## What to do:
Provide the records once more, identical to the original.

-------

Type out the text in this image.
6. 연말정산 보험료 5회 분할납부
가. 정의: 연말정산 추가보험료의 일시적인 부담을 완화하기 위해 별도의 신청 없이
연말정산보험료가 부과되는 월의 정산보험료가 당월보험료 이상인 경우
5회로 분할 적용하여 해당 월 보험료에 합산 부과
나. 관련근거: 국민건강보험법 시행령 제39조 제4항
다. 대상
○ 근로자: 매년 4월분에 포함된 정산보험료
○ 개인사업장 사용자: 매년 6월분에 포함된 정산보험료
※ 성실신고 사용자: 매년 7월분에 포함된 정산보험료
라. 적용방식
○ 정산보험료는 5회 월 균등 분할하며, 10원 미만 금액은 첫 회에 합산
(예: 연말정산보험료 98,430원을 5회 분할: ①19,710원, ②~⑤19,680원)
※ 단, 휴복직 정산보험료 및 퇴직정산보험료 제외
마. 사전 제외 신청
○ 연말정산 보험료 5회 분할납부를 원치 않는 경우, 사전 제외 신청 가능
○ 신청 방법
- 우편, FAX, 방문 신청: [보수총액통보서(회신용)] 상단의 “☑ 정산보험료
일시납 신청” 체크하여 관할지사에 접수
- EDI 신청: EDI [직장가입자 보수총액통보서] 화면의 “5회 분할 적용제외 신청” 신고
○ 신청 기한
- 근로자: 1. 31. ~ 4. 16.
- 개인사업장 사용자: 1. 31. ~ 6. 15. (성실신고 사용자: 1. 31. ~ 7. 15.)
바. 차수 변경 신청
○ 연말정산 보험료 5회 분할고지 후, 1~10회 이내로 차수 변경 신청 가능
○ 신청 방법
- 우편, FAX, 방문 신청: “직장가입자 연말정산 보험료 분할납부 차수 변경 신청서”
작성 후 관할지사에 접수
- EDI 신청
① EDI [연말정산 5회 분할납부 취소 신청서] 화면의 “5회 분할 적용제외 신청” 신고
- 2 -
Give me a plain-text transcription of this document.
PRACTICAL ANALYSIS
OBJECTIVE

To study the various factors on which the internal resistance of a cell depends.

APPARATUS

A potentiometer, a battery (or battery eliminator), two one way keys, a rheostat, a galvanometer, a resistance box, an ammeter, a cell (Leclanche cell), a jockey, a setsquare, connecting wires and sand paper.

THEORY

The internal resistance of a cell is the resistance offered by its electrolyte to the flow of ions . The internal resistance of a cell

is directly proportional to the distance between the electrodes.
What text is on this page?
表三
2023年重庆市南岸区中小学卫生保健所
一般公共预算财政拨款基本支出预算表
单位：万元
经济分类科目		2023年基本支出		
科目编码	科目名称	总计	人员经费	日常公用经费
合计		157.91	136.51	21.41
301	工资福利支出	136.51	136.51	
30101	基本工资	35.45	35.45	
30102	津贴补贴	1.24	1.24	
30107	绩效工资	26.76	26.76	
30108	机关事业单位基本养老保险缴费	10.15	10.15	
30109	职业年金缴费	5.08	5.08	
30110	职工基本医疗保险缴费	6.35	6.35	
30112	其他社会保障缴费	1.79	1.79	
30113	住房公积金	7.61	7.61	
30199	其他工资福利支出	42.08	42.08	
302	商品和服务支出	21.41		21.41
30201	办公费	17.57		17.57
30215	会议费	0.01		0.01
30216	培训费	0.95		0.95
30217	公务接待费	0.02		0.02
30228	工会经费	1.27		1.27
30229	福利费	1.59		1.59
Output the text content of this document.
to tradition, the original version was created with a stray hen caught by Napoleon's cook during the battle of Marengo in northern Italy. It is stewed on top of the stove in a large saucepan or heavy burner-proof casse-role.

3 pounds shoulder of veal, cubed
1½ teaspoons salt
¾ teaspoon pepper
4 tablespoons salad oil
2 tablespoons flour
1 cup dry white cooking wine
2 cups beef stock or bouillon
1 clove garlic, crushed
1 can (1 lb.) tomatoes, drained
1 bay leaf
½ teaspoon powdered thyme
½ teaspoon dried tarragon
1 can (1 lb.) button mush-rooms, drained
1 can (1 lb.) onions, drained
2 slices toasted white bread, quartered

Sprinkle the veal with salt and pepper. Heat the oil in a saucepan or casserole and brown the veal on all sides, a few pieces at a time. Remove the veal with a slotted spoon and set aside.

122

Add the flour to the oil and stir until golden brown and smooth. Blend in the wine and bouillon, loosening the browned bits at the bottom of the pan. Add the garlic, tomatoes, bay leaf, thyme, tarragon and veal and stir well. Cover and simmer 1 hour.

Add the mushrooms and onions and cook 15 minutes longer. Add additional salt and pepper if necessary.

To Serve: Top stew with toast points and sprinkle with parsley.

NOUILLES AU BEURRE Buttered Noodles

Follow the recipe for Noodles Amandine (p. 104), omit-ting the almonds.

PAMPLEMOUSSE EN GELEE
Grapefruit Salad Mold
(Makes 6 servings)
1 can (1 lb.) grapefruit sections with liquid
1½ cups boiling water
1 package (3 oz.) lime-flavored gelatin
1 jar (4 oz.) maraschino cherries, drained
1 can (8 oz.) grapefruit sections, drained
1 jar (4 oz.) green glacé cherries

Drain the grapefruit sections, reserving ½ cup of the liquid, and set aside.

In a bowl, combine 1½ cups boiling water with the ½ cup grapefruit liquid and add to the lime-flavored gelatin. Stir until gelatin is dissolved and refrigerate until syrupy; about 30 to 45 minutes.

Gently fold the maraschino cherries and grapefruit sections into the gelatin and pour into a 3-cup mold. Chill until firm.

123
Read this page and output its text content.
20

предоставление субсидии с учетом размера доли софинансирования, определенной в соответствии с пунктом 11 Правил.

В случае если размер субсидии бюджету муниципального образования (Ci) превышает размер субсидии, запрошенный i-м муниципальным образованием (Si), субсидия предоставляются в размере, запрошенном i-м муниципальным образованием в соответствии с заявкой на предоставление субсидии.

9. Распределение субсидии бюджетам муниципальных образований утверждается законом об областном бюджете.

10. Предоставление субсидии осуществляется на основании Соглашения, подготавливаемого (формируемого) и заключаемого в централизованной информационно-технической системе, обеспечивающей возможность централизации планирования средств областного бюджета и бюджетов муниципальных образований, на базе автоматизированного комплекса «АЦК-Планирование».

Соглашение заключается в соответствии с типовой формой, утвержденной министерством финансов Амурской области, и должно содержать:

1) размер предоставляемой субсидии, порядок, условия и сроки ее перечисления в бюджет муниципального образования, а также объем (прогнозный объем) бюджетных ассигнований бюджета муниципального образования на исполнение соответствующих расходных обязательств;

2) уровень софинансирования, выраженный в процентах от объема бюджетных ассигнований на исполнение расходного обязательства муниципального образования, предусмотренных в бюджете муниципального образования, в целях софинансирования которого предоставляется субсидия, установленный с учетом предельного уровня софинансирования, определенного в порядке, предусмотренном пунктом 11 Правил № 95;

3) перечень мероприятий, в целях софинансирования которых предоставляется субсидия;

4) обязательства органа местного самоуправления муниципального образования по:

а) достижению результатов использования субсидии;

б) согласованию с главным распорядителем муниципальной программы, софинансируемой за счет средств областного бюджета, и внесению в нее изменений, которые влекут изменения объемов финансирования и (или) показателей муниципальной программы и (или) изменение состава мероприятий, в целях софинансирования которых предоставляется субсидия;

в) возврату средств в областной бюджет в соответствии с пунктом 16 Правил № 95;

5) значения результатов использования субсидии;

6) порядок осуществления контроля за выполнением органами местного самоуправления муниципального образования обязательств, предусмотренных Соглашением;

-------

## Correct answer:
Type out the text in this image.
6. 연말정산 보험료 5회 분할납부
가. 정의: 연말정산 추가보험료의 일시적인 부담을 완화하기 위해 별도의 신청 없이
연말정산보험료가 부과되는 월의 정산보험료가 당월보험료 이상인 경우
5회로 분할 적용하여 해당 월 보험료에 합산 부과
나. 관련근거: 국민건강보험법 시행령 제39조 제4항
다. 대상
○ 근로자: 매년 4월분에 포함된 정산보험료
○ 개인사업장 사용자: 매년 6월분에 포함된 정산보험료
※ 성실신고 사용자: 매년 7월분에 포함된 정산보험료
라. 적용방식
○ 정산보험료는 5회 월 균등 분할하며, 10원 미만 금액은 첫 회에 합산
(예: 연말정산보험료 98,430원을 5회 분할: ①19,710원, ②~⑤19,680원)
※ 단, 휴복직 정산보험료 및 퇴직정산보험료 제외
마. 사전 제외 신청
○ 연말정산 보험료 5회 분할납부를 원치 않는 경우, 사전 제외 신청 가능
○ 신청 방법
- 우편, FAX, 방문 신청: [보수총액통보서(회신용)] 상단의 “☑ 정산보험료
일시납 신청” 체크하여 관할지사에 접수
- EDI 신청: EDI [직장가입자 보수총액통보서] 화면의 “5회 분할 적용제외 신청” 신고
○ 신청 기한
- 근로자: 1. 31. ~ 4. 16.
- 개인사업장 사용자: 1. 31. ~ 6. 15. (성실신고 사용자: 1. 31. ~ 7. 15.)
바. 차수 변경 신청
○ 연말정산 보험료 5회 분할고지 후, 1~10회 이내로 차수 변경 신청 가능
○ 신청 방법
- 우편, FAX, 방문 신청: “직장가입자 연말정산 보험료 분할납부 차수 변경 신청서”
작성 후 관할지사에 접수
- EDI 신청
① EDI [연말정산 5회 분할납부 취소 신청서] 화면의 “5회 분할 적용제외 신청” 신고
- 2 -
Give me a plain-text transcription of this document.
PRACTICAL ANALYSIS
OBJECTIVE

To study the various factors on which the internal resistance of a cell depends.

APPARATUS

A potentiometer, a battery (or battery eliminator), two one way keys, a rheostat, a galvanometer, a resistance box, an ammeter, a cell (Leclanche cell), a jockey, a setsquare, connecting wires and sand paper.

THEORY

The internal resistance of a cell is the resistance offered by its electrolyte to the flow of ions . The internal resistance of a cell

is directly proportional to the distance between the electrodes.
What text is on this page?
表三
2023年重庆市南岸区中小学卫生保健所
一般公共预算财政拨款基本支出预算表
单位：万元
经济分类科目		2023年基本支出		
科目编码	科目名称	总计	人员经费	日常公用经费
合计		157.91	136.51	21.41
301	工资福利支出	136.51	136.51	
30101	基本工资	35.45	35.45	
30102	津贴补贴	1.24	1.24	
30107	绩效工资	26.76	26.76	
30108	机关事业单位基本养老保险缴费	10.15	10.15	
30109	职业年金缴费	5.08	5.08	
30110	职工基本医疗保险缴费	6.35	6.35	
30112	其他社会保障缴费	1.79	1.79	
30113	住房公积金	7.61	7.61	
30199	其他工资福利支出	42.08	42.08	
302	商品和服务支出	21.41		21.41
30201	办公费	17.57		17.57
30215	会议费	0.01		0.01
30216	培训费	0.95		0.95
30217	公务接待费	0.02		0.02
30228	工会经费	1.27		1.27
30229	福利费	1.59		1.59
Output the text content of this document.
to tradition, the original version was created with a stray hen caught by Napoleon's cook during the battle of Marengo in northern Italy. It is stewed on top of the stove in a large saucepan or heavy burner-proof casse-role.

3 pounds shoulder of veal, cubed
1½ teaspoons salt
¾ teaspoon pepper
4 tablespoons salad oil
2 tablespoons flour
1 cup dry white cooking wine
2 cups beef stock or bouillon
1 clove garlic, crushed
1 can (1 lb.) tomatoes, drained
1 bay leaf
½ teaspoon powdered thyme
½ teaspoon dried tarragon
1 can (1 lb.) button mush-rooms, drained
1 can (1 lb.) onions, drained
2 slices toasted white bread, quartered

Sprinkle the veal with salt and pepper. Heat the oil in a saucepan or casserole and brown the veal on all sides, a few pieces at a time. Remove the veal with a slotted spoon and set aside.

122

Add the flour to the oil and stir until golden brown and smooth. Blend in the wine and bouillon, loosening the browned bits at the bottom of the pan. Add the garlic, tomatoes, bay leaf, thyme, tarragon and veal and stir well. Cover and simmer 1 hour.

Add the mushrooms and onions and cook 15 minutes longer. Add additional salt and pepper if necessary.

To Serve: Top stew with toast points and sprinkle with parsley.

NOUILLES AU BEURRE Buttered Noodles

Follow the recipe for Noodles Amandine (p. 104), omit-ting the almonds.

PAMPLEMOUSSE EN GELEE
Grapefruit Salad Mold
(Makes 6 servings)
1 can (1 lb.) grapefruit sections with liquid
1½ cups boiling water
1 package (3 oz.) lime-flavored gelatin
1 jar (4 oz.) maraschino cherries, drained
1 can (8 oz.) grapefruit sections, drained
1 jar (4 oz.) green glacé cherries

Drain the grapefruit sections, reserving ½ cup of the liquid, and set aside.

In a bowl, combine 1½ cups boiling water with the ½ cup grapefruit liquid and add to the lime-flavored gelatin. Stir until gelatin is dissolved and refrigerate until syrupy; about 30 to 45 minutes.

Gently fold the maraschino cherries and grapefruit sections into the gelatin and pour into a 3-cup mold. Chill until firm.

123
Read this page and output its text content.
20

предоставление субсидии с учетом размера доли софинансирования, определенной в соответствии с пунктом 11 Правил.

В случае если размер субсидии бюджету муниципального образования (Ci) превышает размер субсидии, запрошенный i-м муниципальным образованием (Si), субсидия предоставляются в размере, запрошенном i-м муниципальным образованием в соответствии с заявкой на предоставление субсидии.

9. Распределение субсидии бюджетам муниципальных образований утверждается законом об областном бюджете.

10. Предоставление субсидии осуществляется на основании Соглашения, подготавливаемого (формируемого) и заключаемого в централизованной информационно-технической системе, обеспечивающей возможность централизации планирования средств областного бюджета и бюджетов муниципальных образований, на базе автоматизированного комплекса «АЦК-Планирование».

Соглашение заключается в соответствии с типовой формой, утвержденной министерством финансов Амурской области, и должно содержать:

1) размер предоставляемой субсидии, порядок, условия и сроки ее перечисления в бюджет муниципального образования, а также объем (прогнозный объем) бюджетных ассигнований бюджета муниципального образования на исполнение соответствующих расходных обязательств;

2) уровень софинансирования, выраженный в процентах от объема бюджетных ассигнований на исполнение расходного обязательства муниципального образования, предусмотренных в бюджете муниципального образования, в целях софинансирования которого предоставляется субсидия, установленный с учетом предельного уровня софинансирования, определенного в порядке, предусмотренном пунктом 11 Правил № 95;

3) перечень мероприятий, в целях софинансирования которых предоставляется субсидия;

4) обязательства органа местного самоуправления муниципального образования по:

а) достижению результатов использования субсидии;

б) согласованию с главным распорядителем муниципальной программы, софинансируемой за счет средств областного бюджета, и внесению в нее изменений, которые влекут изменения объемов финансирования и (или) показателей муниципальной программы и (или) изменение состава мероприятий, в целях софинансирования которых предоставляется субсидия;

в) возврату средств в областной бюджет в соответствии с пунктом 16 Правил № 95;

5) значения результатов использования субсидии;

6) порядок осуществления контроля за выполнением органами местного самоуправления муниципального образования обязательств, предусмотренных Соглашением;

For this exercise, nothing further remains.